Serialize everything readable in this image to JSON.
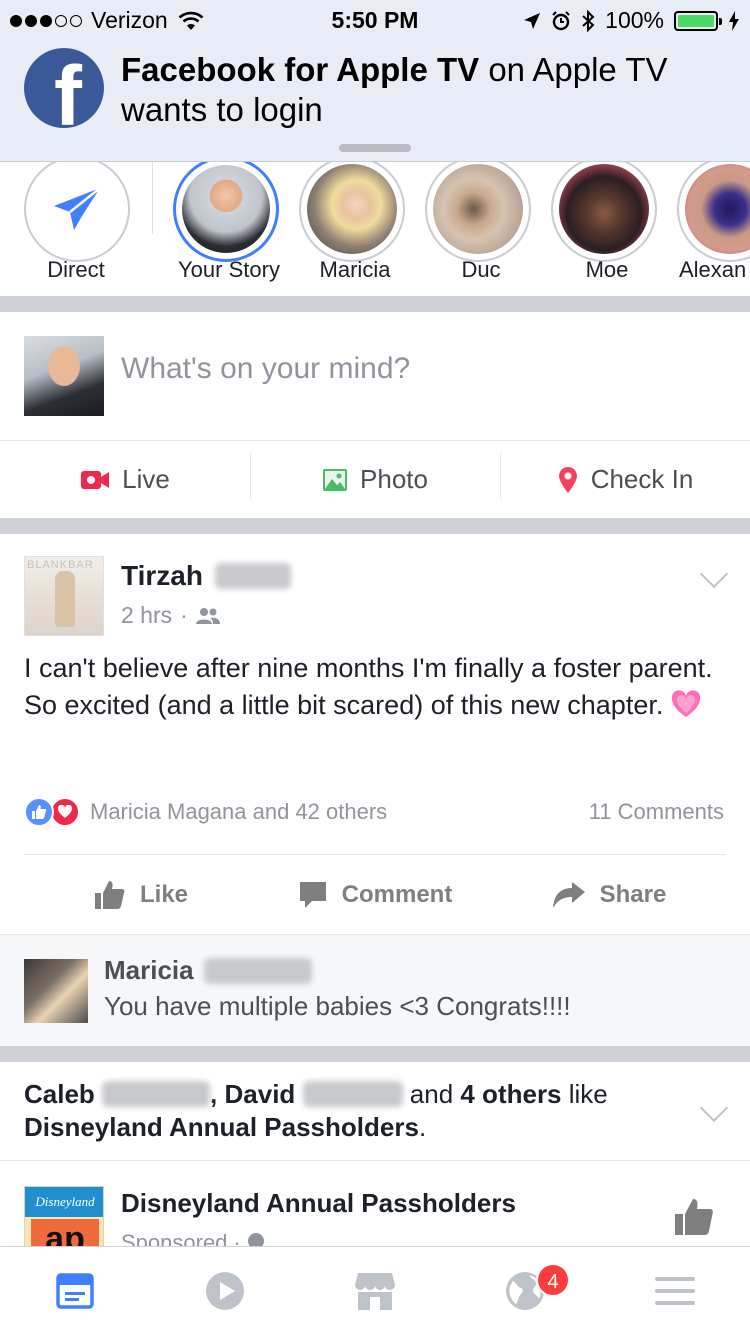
{
  "status_bar": {
    "carrier": "Verizon",
    "time": "5:50 PM",
    "battery": "100%",
    "signal_bars_filled": 3,
    "signal_bars_total": 5
  },
  "notification": {
    "app_bold": "Facebook for Apple TV",
    "suffix": " on Apple TV wants to login"
  },
  "stories": [
    {
      "label": "Direct",
      "icon": "paper-plane-icon"
    },
    {
      "label": "Your Story"
    },
    {
      "label": "Maricia"
    },
    {
      "label": "Duc"
    },
    {
      "label": "Moe"
    },
    {
      "label": "Alexan"
    }
  ],
  "composer": {
    "placeholder": "What's on your mind?",
    "actions": [
      {
        "label": "Live",
        "icon": "live-video-icon",
        "color": "#f02849"
      },
      {
        "label": "Photo",
        "icon": "photo-icon",
        "color": "#45bd62"
      },
      {
        "label": "Check In",
        "icon": "location-pin-icon",
        "color": "#f3425f"
      }
    ]
  },
  "post": {
    "author": "Tirzah",
    "time": "2 hrs",
    "avatar_caption": "BLANKBAR",
    "text": "I can't believe after nine months I'm finally a foster parent. So excited (and a little bit scared) of this new chapter.",
    "reactions": "Maricia Magana and 42 others",
    "comments_count": "11 Comments",
    "actions": {
      "like": "Like",
      "comment": "Comment",
      "share": "Share"
    }
  },
  "comment_preview": {
    "author": "Maricia",
    "text": "You have multiple babies <3 Congrats!!!!"
  },
  "sponsored": {
    "social_name1": "Caleb",
    "social_name2": "David",
    "social_and": " and ",
    "social_others": "4 others",
    "social_like": " like",
    "social_page": "Disneyland Annual Passholders",
    "social_end": ".",
    "page_name": "Disneyland Annual Passholders",
    "meta": "Sponsored · ",
    "avatar_top": "Disneyland",
    "avatar_mark": "ap"
  },
  "tabbar": {
    "notifications_badge": "4",
    "accent": "#4080ff",
    "inactive": "#bec2c9"
  }
}
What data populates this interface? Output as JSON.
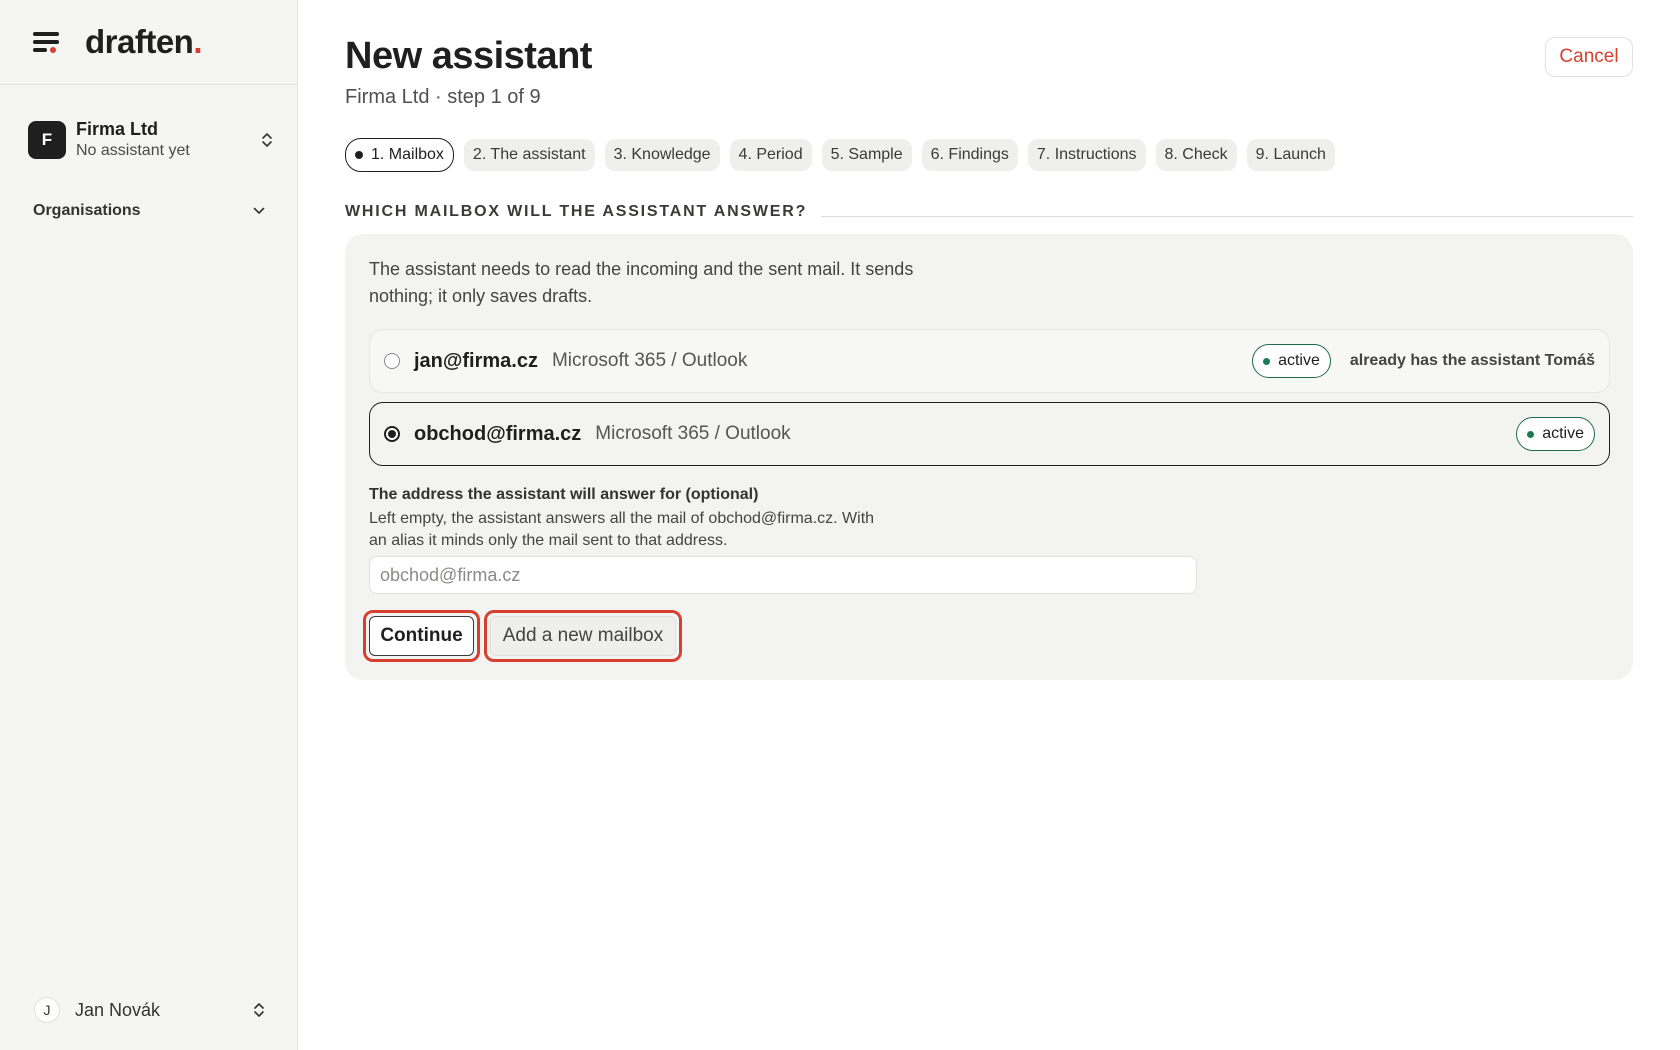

★ ★ ★ ★

- **OBJECTIVE**
Repeat the records in full, exactly as they appear, without the pictures.

- **ANSWER IN FULL**
Serialize everything readable in this image to JSON.
{
  "status_bar": {
    "carrier": "Verizon",
    "time": "5:50 PM",
    "battery": "100%",
    "signal_bars_filled": 3,
    "signal_bars_total": 5
  },
  "notification": {
    "app_bold": "Facebook for Apple TV",
    "suffix": " on Apple TV wants to login"
  },
  "stories": [
    {
      "label": "Direct",
      "icon": "paper-plane-icon"
    },
    {
      "label": "Your Story"
    },
    {
      "label": "Maricia"
    },
    {
      "label": "Duc"
    },
    {
      "label": "Moe"
    },
    {
      "label": "Alexan"
    }
  ],
  "composer": {
    "placeholder": "What's on your mind?",
    "actions": [
      {
        "label": "Live",
        "icon": "live-video-icon",
        "color": "#f02849"
      },
      {
        "label": "Photo",
        "icon": "photo-icon",
        "color": "#45bd62"
      },
      {
        "label": "Check In",
        "icon": "location-pin-icon",
        "color": "#f3425f"
      }
    ]
  },
  "post": {
    "author": "Tirzah",
    "time": "2 hrs",
    "avatar_caption": "BLANKBAR",
    "text": "I can't believe after nine months I'm finally a foster parent. So excited (and a little bit scared) of this new chapter.",
    "reactions": "Maricia Magana and 42 others",
    "comments_count": "11 Comments",
    "actions": {
      "like": "Like",
      "comment": "Comment",
      "share": "Share"
    }
  },
  "comment_preview": {
    "author": "Maricia",
    "text": "You have multiple babies <3 Congrats!!!!"
  },
  "sponsored": {
    "social_name1": "Caleb",
    "social_name2": "David",
    "social_and": " and ",
    "social_others": "4 others",
    "social_like": " like",
    "social_page": "Disneyland Annual Passholders",
    "social_end": ".",
    "page_name": "Disneyland Annual Passholders",
    "meta": "Sponsored · ",
    "avatar_top": "Disneyland",
    "avatar_mark": "ap"
  },
  "tabbar": {
    "notifications_badge": "4",
    "accent": "#4080ff",
    "inactive": "#bec2c9"
  }
}
What data populates this interface? Output as JSON.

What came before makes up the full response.